What the task asks:
Write the records below out again exactly as given, with no images.

Data shown:
START

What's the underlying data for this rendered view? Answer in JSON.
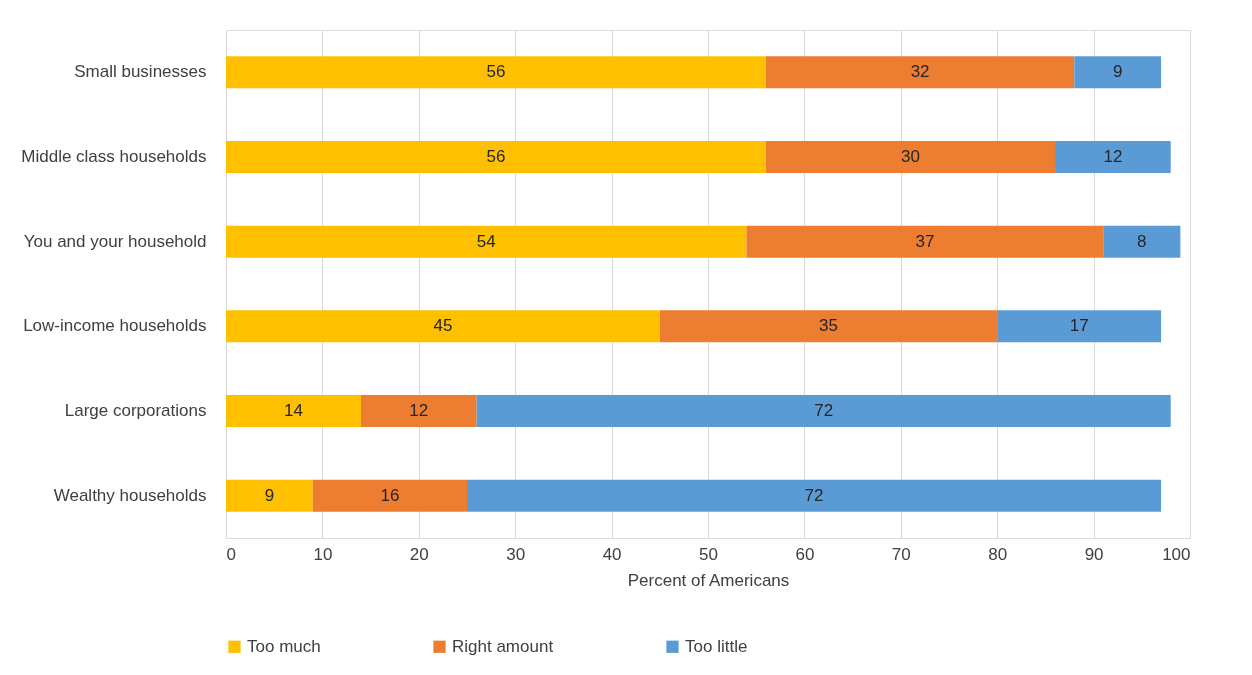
{
  "chart_data": {
    "type": "bar",
    "orientation": "horizontal",
    "stacked": true,
    "categories": [
      "Small businesses",
      "Middle class households",
      "You and your household",
      "Low-income households",
      "Large corporations",
      "Wealthy households"
    ],
    "series": [
      {
        "name": "Too much",
        "color": "#ffc000",
        "values": [
          56,
          56,
          54,
          45,
          14,
          9
        ]
      },
      {
        "name": "Right amount",
        "color": "#ed7d31",
        "values": [
          32,
          30,
          37,
          35,
          12,
          16
        ]
      },
      {
        "name": "Too little",
        "color": "#5b9bd5",
        "values": [
          9,
          12,
          8,
          17,
          72,
          72
        ]
      }
    ],
    "xlabel": "Percent of Americans",
    "xlim": [
      0,
      100
    ],
    "xticks": [
      0,
      10,
      20,
      30,
      40,
      50,
      60,
      70,
      80,
      90,
      100
    ],
    "grid": "x",
    "legend": "bottom",
    "data_labels": true
  }
}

END

Answer in full:
What's the underlying data for this rendered view? Answer in JSON.
{
  "chart_data": {
    "type": "bar",
    "orientation": "horizontal",
    "stacked": true,
    "categories": [
      "Small businesses",
      "Middle class households",
      "You and your household",
      "Low-income households",
      "Large corporations",
      "Wealthy households"
    ],
    "series": [
      {
        "name": "Too much",
        "color": "#ffc000",
        "values": [
          56,
          56,
          54,
          45,
          14,
          9
        ]
      },
      {
        "name": "Right amount",
        "color": "#ed7d31",
        "values": [
          32,
          30,
          37,
          35,
          12,
          16
        ]
      },
      {
        "name": "Too little",
        "color": "#5b9bd5",
        "values": [
          9,
          12,
          8,
          17,
          72,
          72
        ]
      }
    ],
    "xlabel": "Percent of Americans",
    "xlim": [
      0,
      100
    ],
    "xticks": [
      0,
      10,
      20,
      30,
      40,
      50,
      60,
      70,
      80,
      90,
      100
    ],
    "grid": "x",
    "legend": "bottom",
    "data_labels": true
  }
}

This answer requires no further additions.